(EXERCISE): Copy out all the lines in the records that include the word "name".

+--

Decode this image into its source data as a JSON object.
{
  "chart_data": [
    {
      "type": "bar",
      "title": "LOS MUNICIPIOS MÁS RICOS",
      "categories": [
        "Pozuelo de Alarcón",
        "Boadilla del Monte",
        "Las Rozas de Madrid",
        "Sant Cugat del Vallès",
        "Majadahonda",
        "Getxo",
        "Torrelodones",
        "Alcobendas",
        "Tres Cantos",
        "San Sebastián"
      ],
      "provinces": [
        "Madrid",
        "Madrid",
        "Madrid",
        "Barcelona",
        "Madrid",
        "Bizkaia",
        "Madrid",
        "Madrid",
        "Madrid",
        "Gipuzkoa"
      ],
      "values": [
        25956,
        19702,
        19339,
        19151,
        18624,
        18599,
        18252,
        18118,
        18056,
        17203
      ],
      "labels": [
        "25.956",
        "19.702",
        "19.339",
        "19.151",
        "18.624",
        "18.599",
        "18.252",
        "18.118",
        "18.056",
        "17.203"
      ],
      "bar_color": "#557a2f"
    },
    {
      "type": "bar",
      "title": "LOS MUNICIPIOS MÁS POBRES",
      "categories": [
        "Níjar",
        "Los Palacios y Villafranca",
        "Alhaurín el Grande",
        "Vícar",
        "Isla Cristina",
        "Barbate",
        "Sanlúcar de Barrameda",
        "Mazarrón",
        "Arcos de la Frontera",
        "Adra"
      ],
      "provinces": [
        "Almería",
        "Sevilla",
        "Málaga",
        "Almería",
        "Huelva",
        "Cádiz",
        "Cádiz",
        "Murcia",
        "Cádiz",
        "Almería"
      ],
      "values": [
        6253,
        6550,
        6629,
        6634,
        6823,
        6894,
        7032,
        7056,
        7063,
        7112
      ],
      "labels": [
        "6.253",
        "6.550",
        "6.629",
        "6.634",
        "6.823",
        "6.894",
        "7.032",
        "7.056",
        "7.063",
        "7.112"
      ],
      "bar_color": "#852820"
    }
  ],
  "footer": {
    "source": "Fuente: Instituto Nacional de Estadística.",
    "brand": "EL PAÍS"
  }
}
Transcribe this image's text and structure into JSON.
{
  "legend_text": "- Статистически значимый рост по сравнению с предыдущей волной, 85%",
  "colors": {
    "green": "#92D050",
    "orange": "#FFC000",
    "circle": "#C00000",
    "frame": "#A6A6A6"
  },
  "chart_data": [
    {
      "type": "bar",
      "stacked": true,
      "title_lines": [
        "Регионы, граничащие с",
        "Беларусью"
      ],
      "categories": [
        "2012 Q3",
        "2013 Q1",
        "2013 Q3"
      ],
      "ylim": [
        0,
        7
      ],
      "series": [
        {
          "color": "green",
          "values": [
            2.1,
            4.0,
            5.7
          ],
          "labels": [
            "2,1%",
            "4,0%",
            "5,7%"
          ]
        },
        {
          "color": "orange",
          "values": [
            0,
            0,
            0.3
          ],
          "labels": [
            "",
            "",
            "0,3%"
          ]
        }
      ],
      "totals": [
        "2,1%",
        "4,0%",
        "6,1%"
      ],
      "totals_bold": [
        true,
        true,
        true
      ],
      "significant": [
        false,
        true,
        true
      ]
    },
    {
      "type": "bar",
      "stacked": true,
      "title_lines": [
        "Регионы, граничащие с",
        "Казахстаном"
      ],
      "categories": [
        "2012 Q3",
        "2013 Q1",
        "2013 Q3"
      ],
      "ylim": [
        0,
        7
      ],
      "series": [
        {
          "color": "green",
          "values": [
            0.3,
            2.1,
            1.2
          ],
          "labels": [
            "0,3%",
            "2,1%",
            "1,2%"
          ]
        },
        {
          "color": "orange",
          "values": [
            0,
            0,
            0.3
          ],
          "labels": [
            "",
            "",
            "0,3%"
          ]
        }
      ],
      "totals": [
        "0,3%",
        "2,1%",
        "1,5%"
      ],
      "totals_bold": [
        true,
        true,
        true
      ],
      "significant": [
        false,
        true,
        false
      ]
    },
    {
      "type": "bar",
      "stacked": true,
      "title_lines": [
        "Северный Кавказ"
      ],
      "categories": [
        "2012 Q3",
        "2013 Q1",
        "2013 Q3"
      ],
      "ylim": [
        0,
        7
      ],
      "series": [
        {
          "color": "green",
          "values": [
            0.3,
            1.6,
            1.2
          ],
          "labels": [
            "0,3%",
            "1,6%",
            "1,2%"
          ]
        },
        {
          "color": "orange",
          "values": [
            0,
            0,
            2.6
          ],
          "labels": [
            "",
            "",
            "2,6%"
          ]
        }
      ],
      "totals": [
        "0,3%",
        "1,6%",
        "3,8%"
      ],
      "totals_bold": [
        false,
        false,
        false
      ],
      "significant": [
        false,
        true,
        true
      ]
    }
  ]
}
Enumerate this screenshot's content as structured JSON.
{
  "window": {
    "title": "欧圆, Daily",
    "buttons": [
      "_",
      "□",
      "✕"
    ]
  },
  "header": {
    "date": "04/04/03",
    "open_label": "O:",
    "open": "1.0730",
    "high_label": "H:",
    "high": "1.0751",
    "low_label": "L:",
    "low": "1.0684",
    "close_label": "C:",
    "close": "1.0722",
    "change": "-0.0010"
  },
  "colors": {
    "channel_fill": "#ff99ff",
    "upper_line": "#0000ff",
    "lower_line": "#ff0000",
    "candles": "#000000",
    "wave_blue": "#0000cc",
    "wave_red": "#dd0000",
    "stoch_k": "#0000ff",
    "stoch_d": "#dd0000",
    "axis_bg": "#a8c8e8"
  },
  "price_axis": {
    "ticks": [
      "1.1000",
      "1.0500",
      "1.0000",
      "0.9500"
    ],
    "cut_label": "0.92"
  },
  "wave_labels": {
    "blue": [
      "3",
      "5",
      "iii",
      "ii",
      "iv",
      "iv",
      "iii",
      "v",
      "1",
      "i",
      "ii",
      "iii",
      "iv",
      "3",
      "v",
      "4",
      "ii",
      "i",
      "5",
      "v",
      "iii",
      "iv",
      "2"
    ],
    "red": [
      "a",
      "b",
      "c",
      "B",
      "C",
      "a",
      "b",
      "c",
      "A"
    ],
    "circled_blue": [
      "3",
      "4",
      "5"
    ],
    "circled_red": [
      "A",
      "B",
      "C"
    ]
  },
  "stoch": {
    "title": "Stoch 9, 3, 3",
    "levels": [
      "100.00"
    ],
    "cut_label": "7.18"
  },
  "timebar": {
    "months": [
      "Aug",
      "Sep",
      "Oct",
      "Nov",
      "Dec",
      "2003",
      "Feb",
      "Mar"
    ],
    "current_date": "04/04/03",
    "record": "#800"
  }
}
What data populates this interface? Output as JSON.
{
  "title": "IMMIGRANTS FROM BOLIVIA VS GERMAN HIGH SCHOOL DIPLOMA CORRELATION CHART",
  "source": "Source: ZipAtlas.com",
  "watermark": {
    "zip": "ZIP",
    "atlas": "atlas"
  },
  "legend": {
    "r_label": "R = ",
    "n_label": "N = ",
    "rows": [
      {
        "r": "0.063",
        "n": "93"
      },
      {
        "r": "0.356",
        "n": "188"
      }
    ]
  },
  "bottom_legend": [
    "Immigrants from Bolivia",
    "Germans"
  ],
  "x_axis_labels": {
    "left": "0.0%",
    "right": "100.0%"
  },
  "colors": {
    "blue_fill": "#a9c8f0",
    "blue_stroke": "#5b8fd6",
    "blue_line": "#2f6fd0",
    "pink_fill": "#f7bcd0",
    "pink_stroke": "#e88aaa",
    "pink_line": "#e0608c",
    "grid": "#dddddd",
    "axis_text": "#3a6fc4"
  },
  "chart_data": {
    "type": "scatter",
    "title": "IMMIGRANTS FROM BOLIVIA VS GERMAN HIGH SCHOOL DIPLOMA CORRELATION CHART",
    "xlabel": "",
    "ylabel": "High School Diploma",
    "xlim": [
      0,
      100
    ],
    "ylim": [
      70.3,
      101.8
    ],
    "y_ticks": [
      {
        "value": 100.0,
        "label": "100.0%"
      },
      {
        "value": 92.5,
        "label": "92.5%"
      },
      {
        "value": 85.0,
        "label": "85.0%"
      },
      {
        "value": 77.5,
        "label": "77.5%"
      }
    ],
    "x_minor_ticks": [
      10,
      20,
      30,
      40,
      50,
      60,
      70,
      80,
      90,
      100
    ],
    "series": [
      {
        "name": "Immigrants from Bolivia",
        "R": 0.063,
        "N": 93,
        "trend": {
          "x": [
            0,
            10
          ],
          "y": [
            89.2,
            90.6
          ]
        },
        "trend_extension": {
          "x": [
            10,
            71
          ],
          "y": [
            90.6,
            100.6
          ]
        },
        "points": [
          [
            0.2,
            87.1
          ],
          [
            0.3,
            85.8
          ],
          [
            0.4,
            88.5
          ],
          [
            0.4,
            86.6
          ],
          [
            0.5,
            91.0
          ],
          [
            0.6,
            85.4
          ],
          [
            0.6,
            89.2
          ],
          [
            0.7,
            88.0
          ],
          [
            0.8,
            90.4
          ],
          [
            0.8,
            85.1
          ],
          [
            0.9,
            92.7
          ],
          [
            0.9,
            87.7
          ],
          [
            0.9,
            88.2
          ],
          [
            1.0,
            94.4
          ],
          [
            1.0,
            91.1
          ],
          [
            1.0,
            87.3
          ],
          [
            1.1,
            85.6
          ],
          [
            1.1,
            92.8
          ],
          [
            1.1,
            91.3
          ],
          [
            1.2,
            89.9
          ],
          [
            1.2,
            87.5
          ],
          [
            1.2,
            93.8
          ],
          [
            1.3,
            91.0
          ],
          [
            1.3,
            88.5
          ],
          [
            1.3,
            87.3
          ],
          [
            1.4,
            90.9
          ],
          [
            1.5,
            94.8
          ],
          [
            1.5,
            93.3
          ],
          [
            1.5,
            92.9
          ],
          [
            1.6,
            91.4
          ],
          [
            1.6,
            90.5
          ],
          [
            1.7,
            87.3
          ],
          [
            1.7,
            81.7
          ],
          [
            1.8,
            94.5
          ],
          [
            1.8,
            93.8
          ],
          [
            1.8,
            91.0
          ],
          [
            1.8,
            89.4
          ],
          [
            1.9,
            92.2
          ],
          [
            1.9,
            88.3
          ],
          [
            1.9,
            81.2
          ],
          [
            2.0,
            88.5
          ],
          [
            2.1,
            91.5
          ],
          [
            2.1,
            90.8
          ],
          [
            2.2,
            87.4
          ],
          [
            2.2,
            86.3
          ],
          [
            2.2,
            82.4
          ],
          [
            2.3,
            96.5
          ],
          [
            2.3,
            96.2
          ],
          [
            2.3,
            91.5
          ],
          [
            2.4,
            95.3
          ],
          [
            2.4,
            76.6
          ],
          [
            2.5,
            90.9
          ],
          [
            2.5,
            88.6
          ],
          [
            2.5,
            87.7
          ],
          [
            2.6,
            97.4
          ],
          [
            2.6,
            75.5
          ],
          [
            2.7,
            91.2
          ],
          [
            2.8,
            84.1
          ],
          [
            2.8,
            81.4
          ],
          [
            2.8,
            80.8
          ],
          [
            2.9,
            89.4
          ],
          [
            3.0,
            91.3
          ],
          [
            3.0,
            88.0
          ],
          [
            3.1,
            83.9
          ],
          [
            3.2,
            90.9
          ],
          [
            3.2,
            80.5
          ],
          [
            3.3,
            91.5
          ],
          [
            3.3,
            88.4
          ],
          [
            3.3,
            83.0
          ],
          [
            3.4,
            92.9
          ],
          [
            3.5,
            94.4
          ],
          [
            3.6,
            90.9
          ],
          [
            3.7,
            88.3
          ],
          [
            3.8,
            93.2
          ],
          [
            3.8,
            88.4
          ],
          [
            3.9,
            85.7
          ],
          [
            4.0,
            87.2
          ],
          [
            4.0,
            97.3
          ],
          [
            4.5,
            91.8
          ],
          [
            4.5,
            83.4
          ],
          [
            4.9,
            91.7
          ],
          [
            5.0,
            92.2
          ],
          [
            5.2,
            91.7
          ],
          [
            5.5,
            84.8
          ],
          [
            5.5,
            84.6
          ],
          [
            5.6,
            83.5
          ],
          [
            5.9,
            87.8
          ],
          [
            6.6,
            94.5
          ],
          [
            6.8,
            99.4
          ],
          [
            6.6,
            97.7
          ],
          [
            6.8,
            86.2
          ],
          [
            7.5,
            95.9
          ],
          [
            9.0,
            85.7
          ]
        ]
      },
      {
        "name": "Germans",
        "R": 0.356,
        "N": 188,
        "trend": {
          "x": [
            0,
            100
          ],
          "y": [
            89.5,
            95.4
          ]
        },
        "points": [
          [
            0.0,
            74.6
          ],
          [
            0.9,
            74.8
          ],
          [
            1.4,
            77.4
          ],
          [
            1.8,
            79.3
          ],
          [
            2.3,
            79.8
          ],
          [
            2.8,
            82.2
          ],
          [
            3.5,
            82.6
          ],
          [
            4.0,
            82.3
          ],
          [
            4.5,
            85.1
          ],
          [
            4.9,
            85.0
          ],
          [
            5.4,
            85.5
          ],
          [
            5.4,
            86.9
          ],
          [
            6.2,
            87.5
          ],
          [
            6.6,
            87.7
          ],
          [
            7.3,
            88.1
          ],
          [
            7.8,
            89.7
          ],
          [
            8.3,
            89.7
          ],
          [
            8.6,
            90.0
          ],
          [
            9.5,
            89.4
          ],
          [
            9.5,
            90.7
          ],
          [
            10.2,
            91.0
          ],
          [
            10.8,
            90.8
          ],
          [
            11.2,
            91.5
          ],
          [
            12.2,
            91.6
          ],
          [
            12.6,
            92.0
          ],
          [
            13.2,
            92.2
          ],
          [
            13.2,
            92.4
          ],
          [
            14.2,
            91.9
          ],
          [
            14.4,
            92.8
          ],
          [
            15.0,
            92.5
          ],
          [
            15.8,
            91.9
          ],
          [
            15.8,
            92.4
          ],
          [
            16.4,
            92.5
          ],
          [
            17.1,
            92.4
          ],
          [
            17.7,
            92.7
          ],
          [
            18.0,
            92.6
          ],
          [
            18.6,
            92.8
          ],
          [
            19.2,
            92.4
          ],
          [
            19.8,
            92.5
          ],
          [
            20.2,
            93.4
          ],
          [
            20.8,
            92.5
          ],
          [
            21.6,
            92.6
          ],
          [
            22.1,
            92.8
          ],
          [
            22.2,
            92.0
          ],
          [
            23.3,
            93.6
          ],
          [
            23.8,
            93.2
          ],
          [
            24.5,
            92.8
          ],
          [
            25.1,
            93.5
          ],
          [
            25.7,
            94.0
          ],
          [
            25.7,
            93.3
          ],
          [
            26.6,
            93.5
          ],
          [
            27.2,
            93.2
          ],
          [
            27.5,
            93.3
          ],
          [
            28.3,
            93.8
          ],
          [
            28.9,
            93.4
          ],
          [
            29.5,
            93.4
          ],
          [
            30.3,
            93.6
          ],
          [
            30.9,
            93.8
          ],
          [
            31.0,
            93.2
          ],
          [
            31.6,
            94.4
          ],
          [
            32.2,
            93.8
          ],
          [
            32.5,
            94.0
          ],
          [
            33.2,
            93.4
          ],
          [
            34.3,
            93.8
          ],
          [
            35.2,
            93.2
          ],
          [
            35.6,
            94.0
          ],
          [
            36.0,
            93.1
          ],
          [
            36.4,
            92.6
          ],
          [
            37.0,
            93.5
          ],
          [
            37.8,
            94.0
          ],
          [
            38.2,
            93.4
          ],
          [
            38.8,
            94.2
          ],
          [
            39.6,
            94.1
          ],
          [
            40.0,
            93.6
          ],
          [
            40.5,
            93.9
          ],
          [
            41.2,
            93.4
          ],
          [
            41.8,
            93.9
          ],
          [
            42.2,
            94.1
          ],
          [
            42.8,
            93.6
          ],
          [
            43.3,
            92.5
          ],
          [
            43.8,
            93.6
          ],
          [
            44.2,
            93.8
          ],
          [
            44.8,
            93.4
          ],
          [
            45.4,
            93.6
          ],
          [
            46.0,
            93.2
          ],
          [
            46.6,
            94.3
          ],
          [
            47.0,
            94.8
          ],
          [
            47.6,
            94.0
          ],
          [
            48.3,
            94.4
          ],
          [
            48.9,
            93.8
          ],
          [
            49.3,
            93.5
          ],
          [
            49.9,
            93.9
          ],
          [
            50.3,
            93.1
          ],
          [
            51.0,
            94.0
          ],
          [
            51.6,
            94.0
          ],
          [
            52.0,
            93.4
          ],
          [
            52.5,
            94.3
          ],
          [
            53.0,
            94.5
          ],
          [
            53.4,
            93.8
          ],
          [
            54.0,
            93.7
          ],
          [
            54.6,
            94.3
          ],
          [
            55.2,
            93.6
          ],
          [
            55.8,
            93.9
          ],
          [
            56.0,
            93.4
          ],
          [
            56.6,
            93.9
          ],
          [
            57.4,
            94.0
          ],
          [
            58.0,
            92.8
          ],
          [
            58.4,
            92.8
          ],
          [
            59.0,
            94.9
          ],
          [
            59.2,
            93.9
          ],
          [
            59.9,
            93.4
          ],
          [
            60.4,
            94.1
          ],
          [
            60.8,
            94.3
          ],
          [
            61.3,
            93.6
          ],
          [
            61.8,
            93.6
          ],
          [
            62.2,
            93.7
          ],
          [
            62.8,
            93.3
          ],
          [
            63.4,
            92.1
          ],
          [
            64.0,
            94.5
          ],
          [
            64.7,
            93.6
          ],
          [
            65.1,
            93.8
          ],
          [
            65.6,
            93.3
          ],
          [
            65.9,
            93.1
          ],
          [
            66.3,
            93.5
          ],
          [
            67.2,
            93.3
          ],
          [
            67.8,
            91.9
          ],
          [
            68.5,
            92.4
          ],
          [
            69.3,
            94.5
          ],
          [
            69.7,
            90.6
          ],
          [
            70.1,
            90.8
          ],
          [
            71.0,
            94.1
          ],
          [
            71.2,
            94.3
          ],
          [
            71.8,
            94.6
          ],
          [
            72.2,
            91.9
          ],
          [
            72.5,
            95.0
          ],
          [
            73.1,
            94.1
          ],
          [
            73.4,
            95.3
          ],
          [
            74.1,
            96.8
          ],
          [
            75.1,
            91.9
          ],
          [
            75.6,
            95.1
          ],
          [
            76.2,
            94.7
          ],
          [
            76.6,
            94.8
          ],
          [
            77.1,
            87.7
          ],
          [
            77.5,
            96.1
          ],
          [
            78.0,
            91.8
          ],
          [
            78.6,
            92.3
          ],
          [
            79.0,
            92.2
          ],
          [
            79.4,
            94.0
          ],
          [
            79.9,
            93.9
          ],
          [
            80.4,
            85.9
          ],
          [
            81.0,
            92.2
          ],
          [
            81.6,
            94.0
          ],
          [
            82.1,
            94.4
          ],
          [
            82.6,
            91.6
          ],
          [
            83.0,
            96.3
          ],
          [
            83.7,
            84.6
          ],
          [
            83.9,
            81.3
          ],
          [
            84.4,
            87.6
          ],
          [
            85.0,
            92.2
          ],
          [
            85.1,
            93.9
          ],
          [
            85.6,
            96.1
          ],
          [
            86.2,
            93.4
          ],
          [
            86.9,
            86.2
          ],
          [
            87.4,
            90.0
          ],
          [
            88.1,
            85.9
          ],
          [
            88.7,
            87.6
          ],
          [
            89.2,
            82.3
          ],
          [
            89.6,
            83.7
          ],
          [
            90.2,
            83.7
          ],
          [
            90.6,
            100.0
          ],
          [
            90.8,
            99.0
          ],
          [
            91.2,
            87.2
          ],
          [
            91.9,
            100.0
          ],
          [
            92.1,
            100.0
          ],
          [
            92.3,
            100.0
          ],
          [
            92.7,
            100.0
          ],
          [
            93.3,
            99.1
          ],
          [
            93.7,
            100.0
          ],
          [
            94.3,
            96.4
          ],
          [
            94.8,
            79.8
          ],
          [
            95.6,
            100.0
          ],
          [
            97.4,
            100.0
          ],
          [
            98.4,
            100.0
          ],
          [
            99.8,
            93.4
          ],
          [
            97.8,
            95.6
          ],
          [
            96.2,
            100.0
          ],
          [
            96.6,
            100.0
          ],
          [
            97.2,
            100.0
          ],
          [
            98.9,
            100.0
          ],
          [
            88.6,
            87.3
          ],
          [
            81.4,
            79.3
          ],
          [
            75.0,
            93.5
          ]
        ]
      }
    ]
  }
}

+--

(SOLUTION):
        "name": "Immigrants from Bolivia",
        "name": "Germans",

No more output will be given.